/image%2F7041264%2F20250516%2Fob_ebc281_1000052566.png)
Je refuse l’indifférence.
Je refuse de détourner les yeux face à la haine.
Je refuse que des adolescentes et adolescents grandissent en pensant qu’il leur faudra se cacher pour être aimés.
Je refuse que des adultes vivent dans la peur du rejet, de l’insulte, de l’agression, pour le simple fait d’exister tels qu’ils sont.
La lutte contre l’homophobie, je ne la mène pas de loin. Elle fait partie de mes combats quotidiens, de mes convictions les plus profondes.
Parce que je suis éducateur, parce que je suis élu, parce que je suis citoyen, je ne peux pas me contenter de mots creux ou de gestes symboliques. Ce combat exige de la clarté, de la présence, du courage.
Je sais que dans nos villages, dans nos écoles, dans nos familles, le silence pèse encore.
Je sais que certains sourires masquent des blessures anciennes.
Je sais aussi que des jeunes grandissent ici, chez nous, en se demandant s’ils seront un jour acceptés, écoutés, protégés.
Alors je dis les choses simplement : oui, je lutte contre l’homophobie.
Parce qu’aimer ne devrait jamais être un danger. Parce que l’égalité ne se négocie pas. Parce qu’aucun enfant ne devrait avoir honte d’être lui-même.
Je m’engage pour que nos lieux de vie — nos écoles, nos clubs de sport, nos associations, nos services municipaux — soient des espaces où chacun a sa place.
Je m’engage pour que la parole homophobe ne soit plus banalisée. Qu’elle soit nommée, combattue, réparée.
Je m’engage aussi pour visibiliser les vécus LGBTQIA+, pour faire entendre celles et ceux qu’on a trop souvent réduits au silence ou à la caricature.
Je veux que, dans nos discours comme dans nos actes, dans nos politiques locales comme dans nos engagements personnels, la diversité ne soit plus un slogan, mais une réalité vécue.
Je n’ai pas toutes les réponses, mais je suis là. Je tends la main, j’écoute, j’apprends.
Et je continuerai, chaque jour, à agir. À dire non à la haine. À faire reculer l’ignorance. À construire, avec d’autres, une société plus juste.
Parce que la dignité ne se divise pas.
Parce que la liberté d’aimer est une liberté fondamentale.
Parce que tant que l’un ou l’une d’entre nous vit dans la peur, alors nous avons tous une responsabilité.

- Travail à faire
Redonnez à l’identique, s’il vous plaît, tout le passage du texte sur la lutte contre l’homophobie, depuis « Et je continuerai, chaque » jusqu’à « tous une responsabilité. ».

- Données extraites

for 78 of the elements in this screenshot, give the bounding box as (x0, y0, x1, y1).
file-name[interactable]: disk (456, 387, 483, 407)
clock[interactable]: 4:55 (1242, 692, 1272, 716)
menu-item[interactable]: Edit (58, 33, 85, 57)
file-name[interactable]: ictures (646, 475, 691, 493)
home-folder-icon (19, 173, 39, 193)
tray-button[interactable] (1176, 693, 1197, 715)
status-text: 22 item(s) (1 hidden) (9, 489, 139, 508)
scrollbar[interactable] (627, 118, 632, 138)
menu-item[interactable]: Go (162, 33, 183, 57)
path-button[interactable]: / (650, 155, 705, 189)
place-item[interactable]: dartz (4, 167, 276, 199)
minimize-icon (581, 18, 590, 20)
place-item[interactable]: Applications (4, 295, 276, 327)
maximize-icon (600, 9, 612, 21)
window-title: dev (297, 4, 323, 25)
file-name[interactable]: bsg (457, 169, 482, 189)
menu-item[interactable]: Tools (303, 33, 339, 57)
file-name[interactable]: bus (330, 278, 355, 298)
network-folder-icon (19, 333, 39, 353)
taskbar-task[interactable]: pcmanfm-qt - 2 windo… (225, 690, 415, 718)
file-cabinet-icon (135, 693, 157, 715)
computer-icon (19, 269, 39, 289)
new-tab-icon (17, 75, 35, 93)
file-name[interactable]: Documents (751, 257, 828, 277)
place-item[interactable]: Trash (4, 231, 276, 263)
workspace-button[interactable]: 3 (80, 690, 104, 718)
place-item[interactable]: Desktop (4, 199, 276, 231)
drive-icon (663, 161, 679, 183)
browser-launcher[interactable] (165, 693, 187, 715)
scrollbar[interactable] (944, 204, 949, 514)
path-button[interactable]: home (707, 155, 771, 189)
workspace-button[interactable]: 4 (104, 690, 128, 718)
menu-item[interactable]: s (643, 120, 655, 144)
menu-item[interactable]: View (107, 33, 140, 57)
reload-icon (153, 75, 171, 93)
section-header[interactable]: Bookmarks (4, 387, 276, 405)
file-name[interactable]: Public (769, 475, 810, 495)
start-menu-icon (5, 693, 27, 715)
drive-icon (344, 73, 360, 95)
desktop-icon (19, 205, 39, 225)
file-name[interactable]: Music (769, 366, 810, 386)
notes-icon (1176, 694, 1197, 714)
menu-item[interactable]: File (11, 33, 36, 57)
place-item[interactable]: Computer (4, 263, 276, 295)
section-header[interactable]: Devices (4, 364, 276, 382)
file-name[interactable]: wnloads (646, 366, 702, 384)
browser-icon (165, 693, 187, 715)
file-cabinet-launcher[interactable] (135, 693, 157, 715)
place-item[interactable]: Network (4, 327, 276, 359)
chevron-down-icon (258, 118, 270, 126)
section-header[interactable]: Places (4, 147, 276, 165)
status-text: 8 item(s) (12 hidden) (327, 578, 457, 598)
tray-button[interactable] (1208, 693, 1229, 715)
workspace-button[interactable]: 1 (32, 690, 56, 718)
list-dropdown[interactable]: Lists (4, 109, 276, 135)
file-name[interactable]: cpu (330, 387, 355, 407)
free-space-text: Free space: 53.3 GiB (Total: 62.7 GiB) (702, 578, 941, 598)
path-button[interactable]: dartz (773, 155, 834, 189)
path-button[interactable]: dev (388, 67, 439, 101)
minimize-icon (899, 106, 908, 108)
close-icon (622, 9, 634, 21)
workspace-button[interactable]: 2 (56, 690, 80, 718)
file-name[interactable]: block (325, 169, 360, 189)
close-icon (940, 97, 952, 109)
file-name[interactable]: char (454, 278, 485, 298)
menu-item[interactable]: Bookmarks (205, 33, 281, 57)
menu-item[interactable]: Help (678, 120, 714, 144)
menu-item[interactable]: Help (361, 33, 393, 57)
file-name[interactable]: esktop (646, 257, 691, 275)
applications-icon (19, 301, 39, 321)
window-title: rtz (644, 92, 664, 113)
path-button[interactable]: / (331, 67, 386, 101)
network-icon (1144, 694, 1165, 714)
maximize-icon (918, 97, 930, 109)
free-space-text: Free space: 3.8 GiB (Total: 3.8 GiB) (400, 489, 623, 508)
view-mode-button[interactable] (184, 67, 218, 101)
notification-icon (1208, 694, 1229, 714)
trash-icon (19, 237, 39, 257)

- Solution détaillée
Et je continuerai, chaque jour, à agir. À dire non à la haine. À faire reculer l’ignorance. À construire, avec d’autres, une société plus juste.
Parce que la dignité ne se divise pas.
Parce que la liberté d’aimer est une liberté fondamentale.
Parce que tant que l’un ou l’une d’entre nous vit dans la peur, alors nous avons tous une responsabilité.